**YOUR TASK:** Repeat the listing word for word. No pictures belong in the copy.

* Start DATASET RECORDS *

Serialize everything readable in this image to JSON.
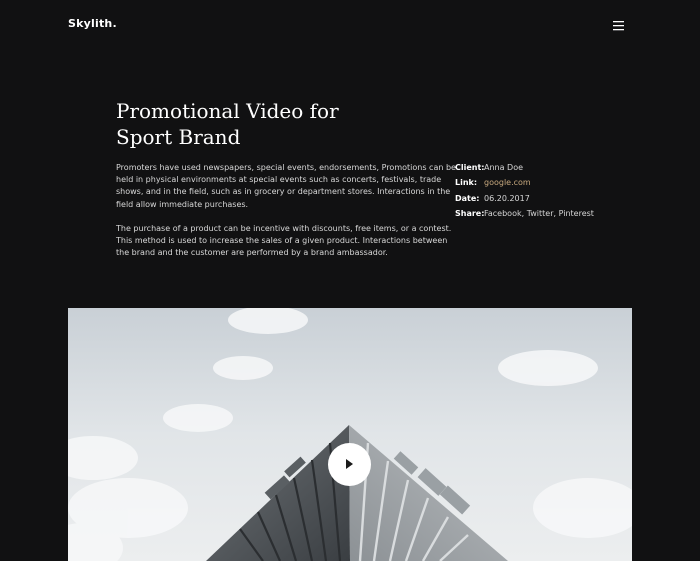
{
  "header": {
    "logo": "Skylith.",
    "menu_icon": "hamburger-menu-icon"
  },
  "project": {
    "title_line1": "Promotional Video for",
    "title_line2": "Sport Brand",
    "paragraph1": [
      "Promoters have used newspapers, special events, endorsements, Promotions can be",
      "held in physical environments at special events such as concerts, festivals, trade",
      "shows, and in the field, such as in grocery or department stores. Interactions in the",
      "field allow immediate purchases."
    ],
    "paragraph2": [
      "The purchase of a product can be incentive with discounts, free items, or a contest.",
      "This method is used to increase the sales of a given product. Interactions between",
      "the brand and the customer are performed by a brand ambassador."
    ]
  },
  "meta": {
    "client_label": "Client:",
    "client_value": "Anna Doe",
    "link_label": "Link:",
    "link_value": "google.com",
    "date_label": "Date:",
    "date_value": "06.20.2017",
    "share_label": "Share:",
    "share_facebook": "Facebook",
    "share_sep1": ", ",
    "share_twitter": "Twitter",
    "share_sep2": ", ",
    "share_pinterest": "Pinterest"
  },
  "video": {
    "play_icon": "play-icon"
  },
  "colors": {
    "background": "#111112",
    "accent_link": "#c8a97e",
    "heading": "#ffffff"
  }
}
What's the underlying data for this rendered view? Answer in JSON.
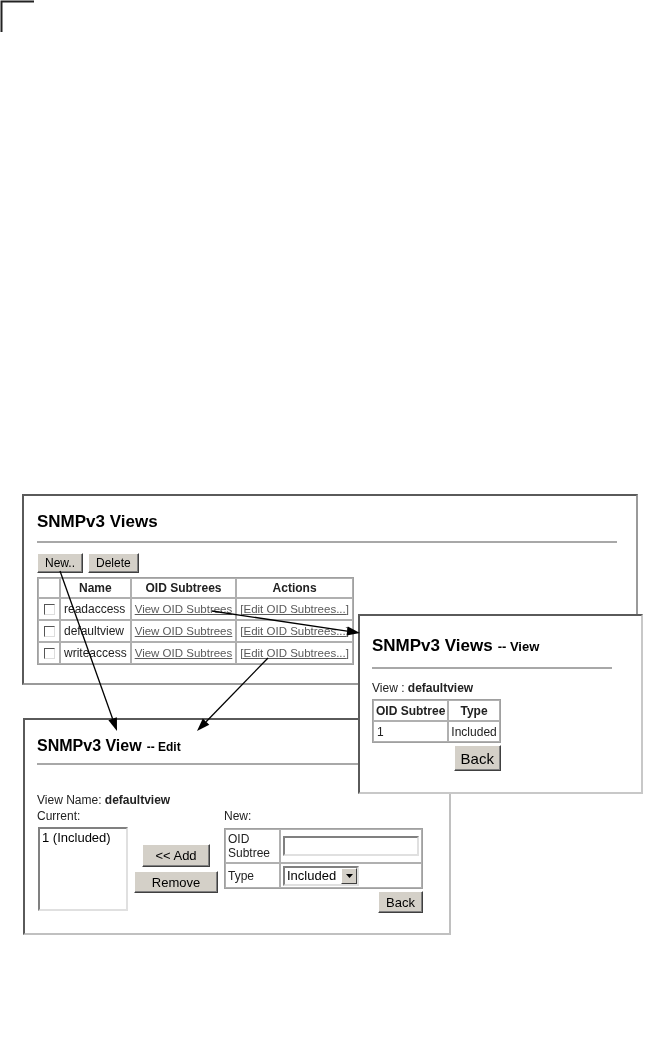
{
  "views_window": {
    "title": "SNMPv3 Views",
    "buttons": [
      {
        "label": "New.."
      },
      {
        "label": "Delete"
      }
    ],
    "table": {
      "columns": [
        "Name",
        "OID Subtrees",
        "Actions"
      ],
      "rows": [
        {
          "checked": false,
          "name": "readaccess",
          "view_link": "View OID Subtrees",
          "edit_link": "[Edit OID Subtrees...]"
        },
        {
          "checked": false,
          "name": "defaultview",
          "view_link": "View OID Subtrees",
          "edit_link": "[Edit OID Subtrees...]"
        },
        {
          "checked": false,
          "name": "writeaccess",
          "view_link": "View OID Subtrees",
          "edit_link": "[Edit OID Subtrees...]"
        }
      ]
    }
  },
  "view_window": {
    "title": "SNMPv3 Views",
    "subtitle": "-- View",
    "view_line": "View : **defaultview**",
    "table": {
      "columns": [
        "OID Subtree",
        "Type"
      ],
      "rows": [
        {
          "oid_subtree": "1",
          "type": "Included"
        }
      ]
    },
    "back_button": "Back"
  },
  "edit_window": {
    "title": "SNMPv3 View",
    "subtitle": "-- Edit",
    "view_name_line": "View Name: **defaultview**",
    "current_label": "Current:",
    "current_items": [
      {
        "text": "1 (Included)",
        "selected": false
      }
    ],
    "buttons": [
      {
        "label": "<< Add"
      },
      {
        "label": "Remove"
      }
    ],
    "new_label": "New:",
    "form": {
      "rows": [
        {
          "kind": "input",
          "label": "OID Subtree"
        },
        {
          "kind": "select",
          "label": "Type",
          "value": "Included"
        }
      ]
    },
    "back_button": "Back"
  }
}
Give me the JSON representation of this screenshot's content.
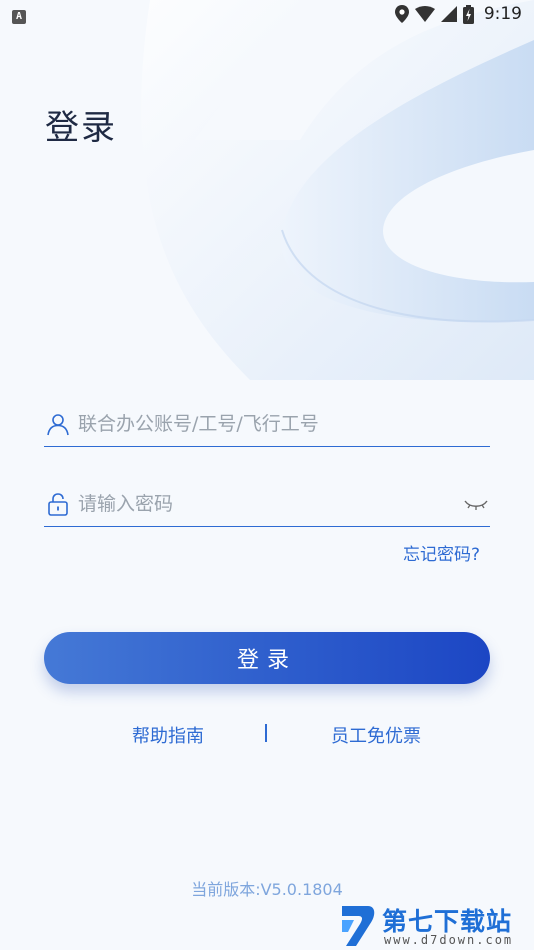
{
  "status_bar": {
    "notification_icon": "A",
    "time": "9:19",
    "icons": [
      "location-icon",
      "wifi-icon",
      "signal-icon",
      "battery-charging-icon"
    ]
  },
  "page": {
    "title": "登录"
  },
  "form": {
    "account_placeholder": "联合办公账号/工号/飞行工号",
    "password_placeholder": "请输入密码",
    "forgot_label": "忘记密码?",
    "login_label": "登录"
  },
  "links": {
    "help": "帮助指南",
    "separator": "|",
    "staff_ticket": "员工免优票"
  },
  "footer": {
    "version": "当前版本:V5.0.1804"
  },
  "watermark": {
    "title": "第七下载站",
    "url": "www.d7down.com"
  },
  "colors": {
    "accent": "#2e6bd3",
    "title": "#1f2a44",
    "background": "#f6f9fd"
  }
}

* End DATASET RECORDS *

**RESPONSE TO THIS TASK:**
Serialize everything readable in this image to JSON.
{
  "header": {
    "logo": "Skylith.",
    "menu_icon": "hamburger-menu-icon"
  },
  "project": {
    "title_line1": "Promotional Video for",
    "title_line2": "Sport Brand",
    "paragraph1": [
      "Promoters have used newspapers, special events, endorsements, Promotions can be",
      "held in physical environments at special events such as concerts, festivals, trade",
      "shows, and in the field, such as in grocery or department stores. Interactions in the",
      "field allow immediate purchases."
    ],
    "paragraph2": [
      "The purchase of a product can be incentive with discounts, free items, or a contest.",
      "This method is used to increase the sales of a given product. Interactions between",
      "the brand and the customer are performed by a brand ambassador."
    ]
  },
  "meta": {
    "client_label": "Client:",
    "client_value": "Anna Doe",
    "link_label": "Link:",
    "link_value": "google.com",
    "date_label": "Date:",
    "date_value": "06.20.2017",
    "share_label": "Share:",
    "share_facebook": "Facebook",
    "share_sep1": ", ",
    "share_twitter": "Twitter",
    "share_sep2": ", ",
    "share_pinterest": "Pinterest"
  },
  "video": {
    "play_icon": "play-icon"
  },
  "colors": {
    "background": "#111112",
    "accent_link": "#c8a97e",
    "heading": "#ffffff"
  }
}
What's the underlying data for this rendered view? Answer in JSON.
{
  "views_window": {
    "title": "SNMPv3 Views",
    "buttons": [
      {
        "label": "New.."
      },
      {
        "label": "Delete"
      }
    ],
    "table": {
      "columns": [
        "Name",
        "OID Subtrees",
        "Actions"
      ],
      "rows": [
        {
          "checked": false,
          "name": "readaccess",
          "view_link": "View OID Subtrees",
          "edit_link": "[Edit OID Subtrees...]"
        },
        {
          "checked": false,
          "name": "defaultview",
          "view_link": "View OID Subtrees",
          "edit_link": "[Edit OID Subtrees...]"
        },
        {
          "checked": false,
          "name": "writeaccess",
          "view_link": "View OID Subtrees",
          "edit_link": "[Edit OID Subtrees...]"
        }
      ]
    }
  },
  "view_window": {
    "title": "SNMPv3 Views",
    "subtitle": "-- View",
    "view_line": "View : **defaultview**",
    "table": {
      "columns": [
        "OID Subtree",
        "Type"
      ],
      "rows": [
        {
          "oid_subtree": "1",
          "type": "Included"
        }
      ]
    },
    "back_button": "Back"
  },
  "edit_window": {
    "title": "SNMPv3 View",
    "subtitle": "-- Edit",
    "view_name_line": "View Name: **defaultview**",
    "current_label": "Current:",
    "current_items": [
      {
        "text": "1 (Included)",
        "selected": false
      }
    ],
    "buttons": [
      {
        "label": "<< Add"
      },
      {
        "label": "Remove"
      }
    ],
    "new_label": "New:",
    "form": {
      "rows": [
        {
          "kind": "input",
          "label": "OID Subtree"
        },
        {
          "kind": "select",
          "label": "Type",
          "value": "Included"
        }
      ]
    },
    "back_button": "Back"
  }
}
Give me the JSON representation of this screenshot's content.
{
  "status_bar": {
    "notification_icon": "A",
    "time": "9:19",
    "icons": [
      "location-icon",
      "wifi-icon",
      "signal-icon",
      "battery-charging-icon"
    ]
  },
  "page": {
    "title": "登录"
  },
  "form": {
    "account_placeholder": "联合办公账号/工号/飞行工号",
    "password_placeholder": "请输入密码",
    "forgot_label": "忘记密码?",
    "login_label": "登录"
  },
  "links": {
    "help": "帮助指南",
    "separator": "|",
    "staff_ticket": "员工免优票"
  },
  "footer": {
    "version": "当前版本:V5.0.1804"
  },
  "watermark": {
    "title": "第七下载站",
    "url": "www.d7down.com"
  },
  "colors": {
    "accent": "#2e6bd3",
    "title": "#1f2a44",
    "background": "#f6f9fd"
  }
}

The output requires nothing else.